*Work to complete*:
Determine how many lines hold "AARI" and give only that number.

--- BEGIN ---

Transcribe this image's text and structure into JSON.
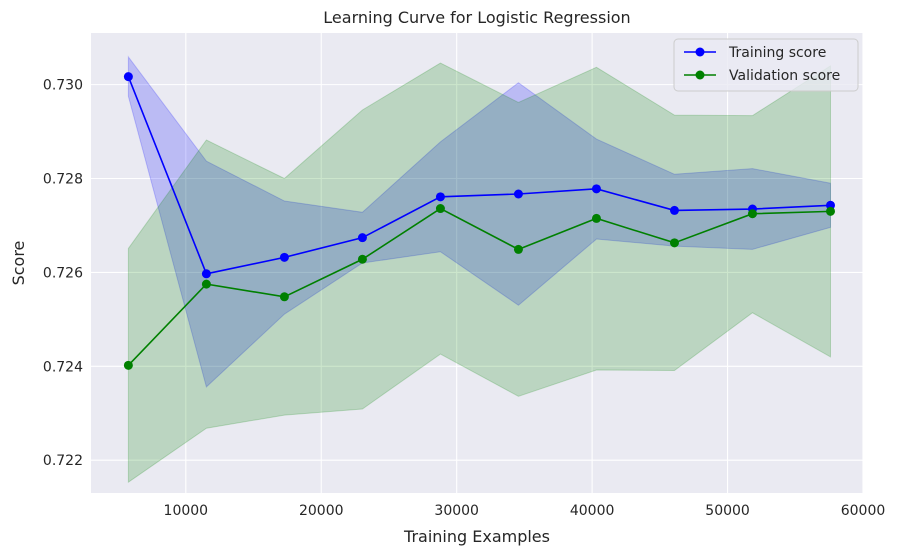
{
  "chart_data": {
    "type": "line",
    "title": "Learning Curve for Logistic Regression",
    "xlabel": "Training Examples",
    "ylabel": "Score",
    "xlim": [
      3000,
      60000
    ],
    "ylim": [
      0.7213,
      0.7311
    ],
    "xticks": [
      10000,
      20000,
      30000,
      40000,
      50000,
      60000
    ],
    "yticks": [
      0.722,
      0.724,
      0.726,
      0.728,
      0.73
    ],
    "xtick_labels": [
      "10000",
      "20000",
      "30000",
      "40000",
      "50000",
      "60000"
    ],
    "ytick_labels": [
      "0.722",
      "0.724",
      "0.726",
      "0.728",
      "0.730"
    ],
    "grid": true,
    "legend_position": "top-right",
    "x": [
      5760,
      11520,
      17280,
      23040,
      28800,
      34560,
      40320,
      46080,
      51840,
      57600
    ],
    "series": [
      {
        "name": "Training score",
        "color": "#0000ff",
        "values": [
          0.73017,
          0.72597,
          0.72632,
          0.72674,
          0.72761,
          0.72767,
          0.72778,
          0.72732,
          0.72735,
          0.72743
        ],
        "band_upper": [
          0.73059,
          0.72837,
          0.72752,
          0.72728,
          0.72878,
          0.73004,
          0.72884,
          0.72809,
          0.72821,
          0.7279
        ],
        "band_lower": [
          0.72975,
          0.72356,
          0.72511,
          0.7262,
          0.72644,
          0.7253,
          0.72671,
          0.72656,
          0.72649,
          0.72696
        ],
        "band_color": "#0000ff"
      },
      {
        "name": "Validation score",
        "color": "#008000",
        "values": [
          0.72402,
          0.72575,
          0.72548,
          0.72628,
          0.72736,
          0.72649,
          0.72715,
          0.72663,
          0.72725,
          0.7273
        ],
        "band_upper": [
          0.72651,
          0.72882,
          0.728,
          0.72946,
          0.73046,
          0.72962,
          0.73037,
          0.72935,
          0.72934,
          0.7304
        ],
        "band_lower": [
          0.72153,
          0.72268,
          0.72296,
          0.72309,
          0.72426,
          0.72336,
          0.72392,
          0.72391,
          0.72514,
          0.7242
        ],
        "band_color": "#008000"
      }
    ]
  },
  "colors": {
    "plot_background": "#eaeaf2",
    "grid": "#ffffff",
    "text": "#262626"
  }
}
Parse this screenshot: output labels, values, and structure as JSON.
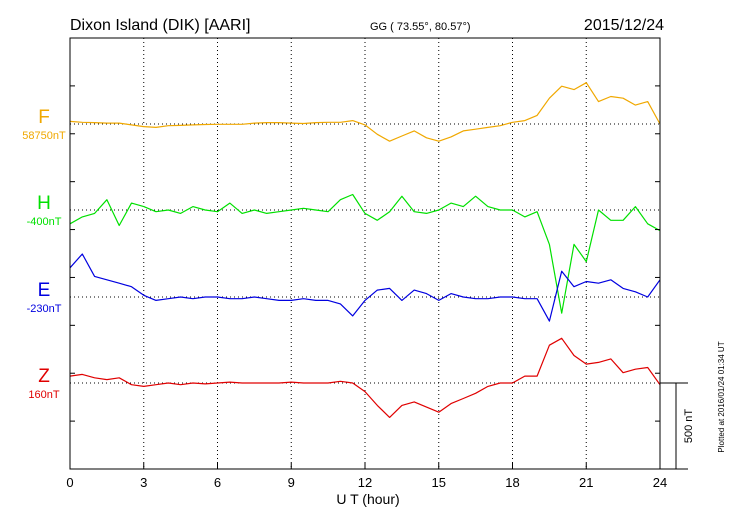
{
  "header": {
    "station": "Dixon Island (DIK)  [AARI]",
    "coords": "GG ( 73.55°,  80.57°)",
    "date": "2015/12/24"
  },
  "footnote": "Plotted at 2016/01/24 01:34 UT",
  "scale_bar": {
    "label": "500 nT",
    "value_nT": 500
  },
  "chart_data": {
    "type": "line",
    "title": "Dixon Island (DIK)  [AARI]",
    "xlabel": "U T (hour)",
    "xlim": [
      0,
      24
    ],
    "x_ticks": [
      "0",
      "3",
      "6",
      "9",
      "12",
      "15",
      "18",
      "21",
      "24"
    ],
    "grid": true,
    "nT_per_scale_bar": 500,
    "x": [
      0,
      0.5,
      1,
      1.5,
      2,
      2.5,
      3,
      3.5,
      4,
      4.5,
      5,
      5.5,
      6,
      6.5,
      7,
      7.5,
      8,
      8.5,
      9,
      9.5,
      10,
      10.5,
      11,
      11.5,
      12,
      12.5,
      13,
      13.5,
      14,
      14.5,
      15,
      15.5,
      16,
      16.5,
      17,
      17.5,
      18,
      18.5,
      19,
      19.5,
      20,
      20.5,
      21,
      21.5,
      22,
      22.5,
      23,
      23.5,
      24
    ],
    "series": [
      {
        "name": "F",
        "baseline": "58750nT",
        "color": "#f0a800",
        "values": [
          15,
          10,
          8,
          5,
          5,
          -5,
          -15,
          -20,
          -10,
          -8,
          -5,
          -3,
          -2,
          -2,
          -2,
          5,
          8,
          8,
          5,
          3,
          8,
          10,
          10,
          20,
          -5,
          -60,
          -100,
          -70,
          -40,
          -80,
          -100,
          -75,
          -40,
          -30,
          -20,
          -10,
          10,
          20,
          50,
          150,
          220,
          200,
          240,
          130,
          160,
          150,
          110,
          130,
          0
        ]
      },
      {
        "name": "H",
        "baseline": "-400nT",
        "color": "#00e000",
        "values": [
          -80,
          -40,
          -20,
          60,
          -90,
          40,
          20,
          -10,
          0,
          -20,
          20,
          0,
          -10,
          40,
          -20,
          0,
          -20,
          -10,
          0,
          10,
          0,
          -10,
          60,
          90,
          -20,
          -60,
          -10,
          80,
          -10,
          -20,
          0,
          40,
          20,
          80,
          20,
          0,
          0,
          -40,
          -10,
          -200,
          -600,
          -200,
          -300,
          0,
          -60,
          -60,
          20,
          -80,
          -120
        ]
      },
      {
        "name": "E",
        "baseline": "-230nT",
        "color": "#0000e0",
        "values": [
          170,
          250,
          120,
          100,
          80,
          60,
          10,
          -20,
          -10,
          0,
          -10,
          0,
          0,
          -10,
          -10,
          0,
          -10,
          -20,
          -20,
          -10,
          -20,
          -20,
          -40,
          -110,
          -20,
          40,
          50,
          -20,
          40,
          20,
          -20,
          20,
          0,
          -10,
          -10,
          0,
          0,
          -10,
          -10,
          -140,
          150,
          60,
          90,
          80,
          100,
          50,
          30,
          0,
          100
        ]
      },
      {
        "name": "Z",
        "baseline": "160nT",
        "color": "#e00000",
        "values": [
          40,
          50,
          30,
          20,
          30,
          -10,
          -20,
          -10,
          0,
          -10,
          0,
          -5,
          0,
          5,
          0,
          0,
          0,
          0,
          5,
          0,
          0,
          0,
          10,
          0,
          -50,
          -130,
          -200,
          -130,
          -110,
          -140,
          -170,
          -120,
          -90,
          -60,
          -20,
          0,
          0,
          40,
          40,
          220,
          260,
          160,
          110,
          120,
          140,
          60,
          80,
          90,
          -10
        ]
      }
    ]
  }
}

--- END ---

*Output of the task*:
2